◆ **Problem to solve**: Will you write out all the entries below exactly?

··········

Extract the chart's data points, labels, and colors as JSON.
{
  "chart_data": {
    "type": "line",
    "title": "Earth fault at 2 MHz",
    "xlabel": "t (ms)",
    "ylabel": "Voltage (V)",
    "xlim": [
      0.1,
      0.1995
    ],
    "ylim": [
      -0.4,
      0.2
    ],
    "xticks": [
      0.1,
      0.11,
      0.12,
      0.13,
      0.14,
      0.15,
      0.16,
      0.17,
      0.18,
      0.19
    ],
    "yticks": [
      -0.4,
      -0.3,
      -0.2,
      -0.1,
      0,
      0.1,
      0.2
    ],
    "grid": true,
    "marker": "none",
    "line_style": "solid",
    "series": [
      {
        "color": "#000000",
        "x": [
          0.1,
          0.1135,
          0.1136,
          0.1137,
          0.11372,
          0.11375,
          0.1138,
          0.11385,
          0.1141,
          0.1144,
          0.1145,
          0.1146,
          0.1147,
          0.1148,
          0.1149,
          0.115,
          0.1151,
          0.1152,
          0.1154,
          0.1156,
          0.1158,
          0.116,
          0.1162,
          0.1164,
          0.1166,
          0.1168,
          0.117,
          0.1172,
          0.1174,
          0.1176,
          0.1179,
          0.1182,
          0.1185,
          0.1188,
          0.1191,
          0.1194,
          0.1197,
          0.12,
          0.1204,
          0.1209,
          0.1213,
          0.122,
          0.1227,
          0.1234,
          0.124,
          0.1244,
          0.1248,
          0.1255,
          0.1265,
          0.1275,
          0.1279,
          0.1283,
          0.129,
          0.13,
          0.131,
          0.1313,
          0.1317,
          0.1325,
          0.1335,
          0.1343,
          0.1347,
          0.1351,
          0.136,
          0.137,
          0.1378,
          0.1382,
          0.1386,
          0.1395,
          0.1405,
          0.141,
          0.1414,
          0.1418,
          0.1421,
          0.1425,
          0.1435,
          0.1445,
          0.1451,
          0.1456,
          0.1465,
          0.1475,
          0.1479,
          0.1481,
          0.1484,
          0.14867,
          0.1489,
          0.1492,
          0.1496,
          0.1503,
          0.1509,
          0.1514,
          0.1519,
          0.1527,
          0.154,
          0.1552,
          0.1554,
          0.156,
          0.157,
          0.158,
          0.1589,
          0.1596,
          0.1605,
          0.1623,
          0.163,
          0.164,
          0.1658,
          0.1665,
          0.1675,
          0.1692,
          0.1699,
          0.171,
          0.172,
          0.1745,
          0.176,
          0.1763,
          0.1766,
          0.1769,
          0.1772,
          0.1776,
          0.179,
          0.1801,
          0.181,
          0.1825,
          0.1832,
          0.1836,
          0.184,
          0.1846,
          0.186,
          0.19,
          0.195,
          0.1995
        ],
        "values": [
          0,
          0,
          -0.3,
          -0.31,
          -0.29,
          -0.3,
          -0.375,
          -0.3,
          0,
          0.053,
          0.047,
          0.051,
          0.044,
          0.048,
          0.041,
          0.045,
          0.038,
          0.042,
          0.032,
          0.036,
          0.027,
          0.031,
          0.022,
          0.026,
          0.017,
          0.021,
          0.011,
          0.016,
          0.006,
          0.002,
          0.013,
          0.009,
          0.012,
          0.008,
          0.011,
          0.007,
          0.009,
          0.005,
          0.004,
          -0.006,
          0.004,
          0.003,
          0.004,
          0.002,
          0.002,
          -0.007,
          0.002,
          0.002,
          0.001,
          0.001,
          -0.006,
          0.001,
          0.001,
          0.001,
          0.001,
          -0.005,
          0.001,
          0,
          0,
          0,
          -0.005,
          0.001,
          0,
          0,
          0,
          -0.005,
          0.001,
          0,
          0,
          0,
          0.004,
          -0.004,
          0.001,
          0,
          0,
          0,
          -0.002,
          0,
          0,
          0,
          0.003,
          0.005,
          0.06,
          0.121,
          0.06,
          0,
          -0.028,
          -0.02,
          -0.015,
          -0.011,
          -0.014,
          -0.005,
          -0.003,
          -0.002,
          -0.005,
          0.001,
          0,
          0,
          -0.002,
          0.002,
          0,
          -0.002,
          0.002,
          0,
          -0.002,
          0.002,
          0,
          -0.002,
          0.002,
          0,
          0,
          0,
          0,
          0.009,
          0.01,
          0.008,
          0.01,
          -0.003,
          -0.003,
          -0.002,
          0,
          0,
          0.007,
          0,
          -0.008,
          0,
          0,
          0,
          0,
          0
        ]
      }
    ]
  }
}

··········

◆ **Solution for this problem**:
Extract the chart's data points, labels, and colors as JSON.
{
  "chart_data": {
    "type": "line",
    "title": "Earth fault at 2 MHz",
    "xlabel": "t (ms)",
    "ylabel": "Voltage (V)",
    "xlim": [
      0.1,
      0.1995
    ],
    "ylim": [
      -0.4,
      0.2
    ],
    "xticks": [
      0.1,
      0.11,
      0.12,
      0.13,
      0.14,
      0.15,
      0.16,
      0.17,
      0.18,
      0.19
    ],
    "yticks": [
      -0.4,
      -0.3,
      -0.2,
      -0.1,
      0,
      0.1,
      0.2
    ],
    "grid": true,
    "marker": "none",
    "line_style": "solid",
    "series": [
      {
        "color": "#000000",
        "x": [
          0.1,
          0.1135,
          0.1136,
          0.1137,
          0.11372,
          0.11375,
          0.1138,
          0.11385,
          0.1141,
          0.1144,
          0.1145,
          0.1146,
          0.1147,
          0.1148,
          0.1149,
          0.115,
          0.1151,
          0.1152,
          0.1154,
          0.1156,
          0.1158,
          0.116,
          0.1162,
          0.1164,
          0.1166,
          0.1168,
          0.117,
          0.1172,
          0.1174,
          0.1176,
          0.1179,
          0.1182,
          0.1185,
          0.1188,
          0.1191,
          0.1194,
          0.1197,
          0.12,
          0.1204,
          0.1209,
          0.1213,
          0.122,
          0.1227,
          0.1234,
          0.124,
          0.1244,
          0.1248,
          0.1255,
          0.1265,
          0.1275,
          0.1279,
          0.1283,
          0.129,
          0.13,
          0.131,
          0.1313,
          0.1317,
          0.1325,
          0.1335,
          0.1343,
          0.1347,
          0.1351,
          0.136,
          0.137,
          0.1378,
          0.1382,
          0.1386,
          0.1395,
          0.1405,
          0.141,
          0.1414,
          0.1418,
          0.1421,
          0.1425,
          0.1435,
          0.1445,
          0.1451,
          0.1456,
          0.1465,
          0.1475,
          0.1479,
          0.1481,
          0.1484,
          0.14867,
          0.1489,
          0.1492,
          0.1496,
          0.1503,
          0.1509,
          0.1514,
          0.1519,
          0.1527,
          0.154,
          0.1552,
          0.1554,
          0.156,
          0.157,
          0.158,
          0.1589,
          0.1596,
          0.1605,
          0.1623,
          0.163,
          0.164,
          0.1658,
          0.1665,
          0.1675,
          0.1692,
          0.1699,
          0.171,
          0.172,
          0.1745,
          0.176,
          0.1763,
          0.1766,
          0.1769,
          0.1772,
          0.1776,
          0.179,
          0.1801,
          0.181,
          0.1825,
          0.1832,
          0.1836,
          0.184,
          0.1846,
          0.186,
          0.19,
          0.195,
          0.1995
        ],
        "values": [
          0,
          0,
          -0.3,
          -0.31,
          -0.29,
          -0.3,
          -0.375,
          -0.3,
          0,
          0.053,
          0.047,
          0.051,
          0.044,
          0.048,
          0.041,
          0.045,
          0.038,
          0.042,
          0.032,
          0.036,
          0.027,
          0.031,
          0.022,
          0.026,
          0.017,
          0.021,
          0.011,
          0.016,
          0.006,
          0.002,
          0.013,
          0.009,
          0.012,
          0.008,
          0.011,
          0.007,
          0.009,
          0.005,
          0.004,
          -0.006,
          0.004,
          0.003,
          0.004,
          0.002,
          0.002,
          -0.007,
          0.002,
          0.002,
          0.001,
          0.001,
          -0.006,
          0.001,
          0.001,
          0.001,
          0.001,
          -0.005,
          0.001,
          0,
          0,
          0,
          -0.005,
          0.001,
          0,
          0,
          0,
          -0.005,
          0.001,
          0,
          0,
          0,
          0.004,
          -0.004,
          0.001,
          0,
          0,
          0,
          -0.002,
          0,
          0,
          0,
          0.003,
          0.005,
          0.06,
          0.121,
          0.06,
          0,
          -0.028,
          -0.02,
          -0.015,
          -0.011,
          -0.014,
          -0.005,
          -0.003,
          -0.002,
          -0.005,
          0.001,
          0,
          0,
          -0.002,
          0.002,
          0,
          -0.002,
          0.002,
          0,
          -0.002,
          0.002,
          0,
          -0.002,
          0.002,
          0,
          0,
          0,
          0,
          0.009,
          0.01,
          0.008,
          0.01,
          -0.003,
          -0.003,
          -0.002,
          0,
          0,
          0.007,
          0,
          -0.008,
          0,
          0,
          0,
          0,
          0
        ]
      }
    ]
  }
}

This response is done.